Print all of the data exactly as written.

--- BEGIN PROVIDED INFORMATION ---

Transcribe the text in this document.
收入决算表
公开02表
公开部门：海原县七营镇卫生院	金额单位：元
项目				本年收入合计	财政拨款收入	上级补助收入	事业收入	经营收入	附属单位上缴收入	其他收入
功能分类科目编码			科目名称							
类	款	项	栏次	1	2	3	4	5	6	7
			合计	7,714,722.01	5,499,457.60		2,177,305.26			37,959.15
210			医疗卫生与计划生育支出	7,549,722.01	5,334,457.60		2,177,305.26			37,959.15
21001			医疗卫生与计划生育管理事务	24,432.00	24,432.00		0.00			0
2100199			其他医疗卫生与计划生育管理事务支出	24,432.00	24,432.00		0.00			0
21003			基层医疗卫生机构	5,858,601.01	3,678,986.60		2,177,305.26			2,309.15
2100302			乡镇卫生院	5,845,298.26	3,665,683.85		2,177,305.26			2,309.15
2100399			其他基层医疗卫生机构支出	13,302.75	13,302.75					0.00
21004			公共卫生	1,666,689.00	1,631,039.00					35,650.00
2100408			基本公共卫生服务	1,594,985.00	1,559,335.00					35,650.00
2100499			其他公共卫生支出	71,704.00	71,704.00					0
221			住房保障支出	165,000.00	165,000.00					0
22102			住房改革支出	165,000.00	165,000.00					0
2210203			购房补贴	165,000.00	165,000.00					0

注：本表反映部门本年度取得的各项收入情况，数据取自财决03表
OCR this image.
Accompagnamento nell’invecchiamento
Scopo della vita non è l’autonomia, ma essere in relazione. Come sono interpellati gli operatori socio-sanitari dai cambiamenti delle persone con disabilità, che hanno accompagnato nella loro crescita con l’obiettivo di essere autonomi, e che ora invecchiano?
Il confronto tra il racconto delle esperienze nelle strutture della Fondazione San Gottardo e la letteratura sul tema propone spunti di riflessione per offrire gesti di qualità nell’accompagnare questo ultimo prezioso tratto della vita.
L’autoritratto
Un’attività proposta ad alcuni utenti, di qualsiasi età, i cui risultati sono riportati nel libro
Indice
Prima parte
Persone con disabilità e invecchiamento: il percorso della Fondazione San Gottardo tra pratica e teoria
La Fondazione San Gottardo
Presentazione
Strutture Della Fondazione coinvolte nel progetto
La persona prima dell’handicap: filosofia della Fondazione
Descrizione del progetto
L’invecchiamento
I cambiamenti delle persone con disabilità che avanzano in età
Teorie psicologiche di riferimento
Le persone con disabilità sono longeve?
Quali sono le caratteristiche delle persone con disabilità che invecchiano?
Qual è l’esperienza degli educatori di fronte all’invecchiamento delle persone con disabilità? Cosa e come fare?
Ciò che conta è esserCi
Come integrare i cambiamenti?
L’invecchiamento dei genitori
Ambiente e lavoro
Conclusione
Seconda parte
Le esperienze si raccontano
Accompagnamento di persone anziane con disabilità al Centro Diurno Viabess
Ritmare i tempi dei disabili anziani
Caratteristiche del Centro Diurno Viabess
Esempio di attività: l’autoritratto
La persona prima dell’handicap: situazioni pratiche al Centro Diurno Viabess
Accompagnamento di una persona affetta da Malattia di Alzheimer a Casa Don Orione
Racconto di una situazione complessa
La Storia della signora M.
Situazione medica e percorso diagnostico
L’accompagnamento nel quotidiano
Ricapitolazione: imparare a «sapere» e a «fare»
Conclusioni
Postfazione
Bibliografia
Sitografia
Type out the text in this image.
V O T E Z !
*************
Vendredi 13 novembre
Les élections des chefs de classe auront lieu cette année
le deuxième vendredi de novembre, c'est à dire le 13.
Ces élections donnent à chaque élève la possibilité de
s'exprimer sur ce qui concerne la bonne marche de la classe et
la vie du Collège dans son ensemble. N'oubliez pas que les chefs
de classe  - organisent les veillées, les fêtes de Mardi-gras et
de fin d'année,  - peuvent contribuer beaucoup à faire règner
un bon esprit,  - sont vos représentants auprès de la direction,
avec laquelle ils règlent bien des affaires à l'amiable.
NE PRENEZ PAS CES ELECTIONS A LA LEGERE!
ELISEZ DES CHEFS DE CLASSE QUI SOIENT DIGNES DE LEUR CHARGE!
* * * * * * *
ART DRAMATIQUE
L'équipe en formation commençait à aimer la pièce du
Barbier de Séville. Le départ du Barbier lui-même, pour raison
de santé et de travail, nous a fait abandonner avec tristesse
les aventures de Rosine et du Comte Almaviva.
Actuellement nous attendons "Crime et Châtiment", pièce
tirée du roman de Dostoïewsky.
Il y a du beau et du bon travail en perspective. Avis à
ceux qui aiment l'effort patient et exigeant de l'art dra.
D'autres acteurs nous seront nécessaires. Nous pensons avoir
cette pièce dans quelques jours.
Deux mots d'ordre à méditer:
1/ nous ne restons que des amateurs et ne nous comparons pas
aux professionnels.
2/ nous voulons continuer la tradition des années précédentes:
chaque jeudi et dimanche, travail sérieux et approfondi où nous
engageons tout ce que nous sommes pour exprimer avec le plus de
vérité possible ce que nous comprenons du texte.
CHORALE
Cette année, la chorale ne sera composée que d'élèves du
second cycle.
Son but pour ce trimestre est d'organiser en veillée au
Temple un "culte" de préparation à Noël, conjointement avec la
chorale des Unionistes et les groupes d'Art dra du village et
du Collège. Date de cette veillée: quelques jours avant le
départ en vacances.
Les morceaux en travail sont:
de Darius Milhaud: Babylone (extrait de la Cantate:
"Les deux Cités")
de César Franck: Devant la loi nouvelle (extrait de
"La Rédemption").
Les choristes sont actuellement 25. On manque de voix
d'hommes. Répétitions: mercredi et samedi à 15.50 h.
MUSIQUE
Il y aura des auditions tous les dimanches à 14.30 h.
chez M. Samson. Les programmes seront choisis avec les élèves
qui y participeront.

--- END PROVIDED INFORMATION ---

*COMPLETED EXERCISE*.
Transcribe the text in this document.
收入决算表
公开02表
公开部门：海原县七营镇卫生院	金额单位：元
项目				本年收入合计	财政拨款收入	上级补助收入	事业收入	经营收入	附属单位上缴收入	其他收入
功能分类科目编码			科目名称							
类	款	项	栏次	1	2	3	4	5	6	7
			合计	7,714,722.01	5,499,457.60		2,177,305.26			37,959.15
210			医疗卫生与计划生育支出	7,549,722.01	5,334,457.60		2,177,305.26			37,959.15
21001			医疗卫生与计划生育管理事务	24,432.00	24,432.00		0.00			0
2100199			其他医疗卫生与计划生育管理事务支出	24,432.00	24,432.00		0.00			0
21003			基层医疗卫生机构	5,858,601.01	3,678,986.60		2,177,305.26			2,309.15
2100302			乡镇卫生院	5,845,298.26	3,665,683.85		2,177,305.26			2,309.15
2100399			其他基层医疗卫生机构支出	13,302.75	13,302.75					0.00
21004			公共卫生	1,666,689.00	1,631,039.00					35,650.00
2100408			基本公共卫生服务	1,594,985.00	1,559,335.00					35,650.00
2100499			其他公共卫生支出	71,704.00	71,704.00					0
221			住房保障支出	165,000.00	165,000.00					0
22102			住房改革支出	165,000.00	165,000.00					0
2210203			购房补贴	165,000.00	165,000.00					0

注：本表反映部门本年度取得的各项收入情况，数据取自财决03表
OCR this image.
Accompagnamento nell’invecchiamento
Scopo della vita non è l’autonomia, ma essere in relazione. Come sono interpellati gli operatori socio-sanitari dai cambiamenti delle persone con disabilità, che hanno accompagnato nella loro crescita con l’obiettivo di essere autonomi, e che ora invecchiano?
Il confronto tra il racconto delle esperienze nelle strutture della Fondazione San Gottardo e la letteratura sul tema propone spunti di riflessione per offrire gesti di qualità nell’accompagnare questo ultimo prezioso tratto della vita.
L’autoritratto
Un’attività proposta ad alcuni utenti, di qualsiasi età, i cui risultati sono riportati nel libro
Indice
Prima parte
Persone con disabilità e invecchiamento: il percorso della Fondazione San Gottardo tra pratica e teoria
La Fondazione San Gottardo
Presentazione
Strutture Della Fondazione coinvolte nel progetto
La persona prima dell’handicap: filosofia della Fondazione
Descrizione del progetto
L’invecchiamento
I cambiamenti delle persone con disabilità che avanzano in età
Teorie psicologiche di riferimento
Le persone con disabilità sono longeve?
Quali sono le caratteristiche delle persone con disabilità che invecchiano?
Qual è l’esperienza degli educatori di fronte all’invecchiamento delle persone con disabilità? Cosa e come fare?
Ciò che conta è esserCi
Come integrare i cambiamenti?
L’invecchiamento dei genitori
Ambiente e lavoro
Conclusione
Seconda parte
Le esperienze si raccontano
Accompagnamento di persone anziane con disabilità al Centro Diurno Viabess
Ritmare i tempi dei disabili anziani
Caratteristiche del Centro Diurno Viabess
Esempio di attività: l’autoritratto
La persona prima dell’handicap: situazioni pratiche al Centro Diurno Viabess
Accompagnamento di una persona affetta da Malattia di Alzheimer a Casa Don Orione
Racconto di una situazione complessa
La Storia della signora M.
Situazione medica e percorso diagnostico
L’accompagnamento nel quotidiano
Ricapitolazione: imparare a «sapere» e a «fare»
Conclusioni
Postfazione
Bibliografia
Sitografia
Type out the text in this image.
V O T E Z !
*************
Vendredi 13 novembre
Les élections des chefs de classe auront lieu cette année
le deuxième vendredi de novembre, c'est à dire le 13.
Ces élections donnent à chaque élève la possibilité de
s'exprimer sur ce qui concerne la bonne marche de la classe et
la vie du Collège dans son ensemble. N'oubliez pas que les chefs
de classe  - organisent les veillées, les fêtes de Mardi-gras et
de fin d'année,  - peuvent contribuer beaucoup à faire règner
un bon esprit,  - sont vos représentants auprès de la direction,
avec laquelle ils règlent bien des affaires à l'amiable.
NE PRENEZ PAS CES ELECTIONS A LA LEGERE!
ELISEZ DES CHEFS DE CLASSE QUI SOIENT DIGNES DE LEUR CHARGE!
* * * * * * *
ART DRAMATIQUE
L'équipe en formation commençait à aimer la pièce du
Barbier de Séville. Le départ du Barbier lui-même, pour raison
de santé et de travail, nous a fait abandonner avec tristesse
les aventures de Rosine et du Comte Almaviva.
Actuellement nous attendons "Crime et Châtiment", pièce
tirée du roman de Dostoïewsky.
Il y a du beau et du bon travail en perspective. Avis à
ceux qui aiment l'effort patient et exigeant de l'art dra.
D'autres acteurs nous seront nécessaires. Nous pensons avoir
cette pièce dans quelques jours.
Deux mots d'ordre à méditer:
1/ nous ne restons que des amateurs et ne nous comparons pas
aux professionnels.
2/ nous voulons continuer la tradition des années précédentes:
chaque jeudi et dimanche, travail sérieux et approfondi où nous
engageons tout ce que nous sommes pour exprimer avec le plus de
vérité possible ce que nous comprenons du texte.
CHORALE
Cette année, la chorale ne sera composée que d'élèves du
second cycle.
Son but pour ce trimestre est d'organiser en veillée au
Temple un "culte" de préparation à Noël, conjointement avec la
chorale des Unionistes et les groupes d'Art dra du village et
du Collège. Date de cette veillée: quelques jours avant le
départ en vacances.
Les morceaux en travail sont:
de Darius Milhaud: Babylone (extrait de la Cantate:
"Les deux Cités")
de César Franck: Devant la loi nouvelle (extrait de
"La Rédemption").
Les choristes sont actuellement 25. On manque de voix
d'hommes. Répétitions: mercredi et samedi à 15.50 h.
MUSIQUE
Il y aura des auditions tous les dimanches à 14.30 h.
chez M. Samson. Les programmes seront choisis avec les élèves
qui y participeront.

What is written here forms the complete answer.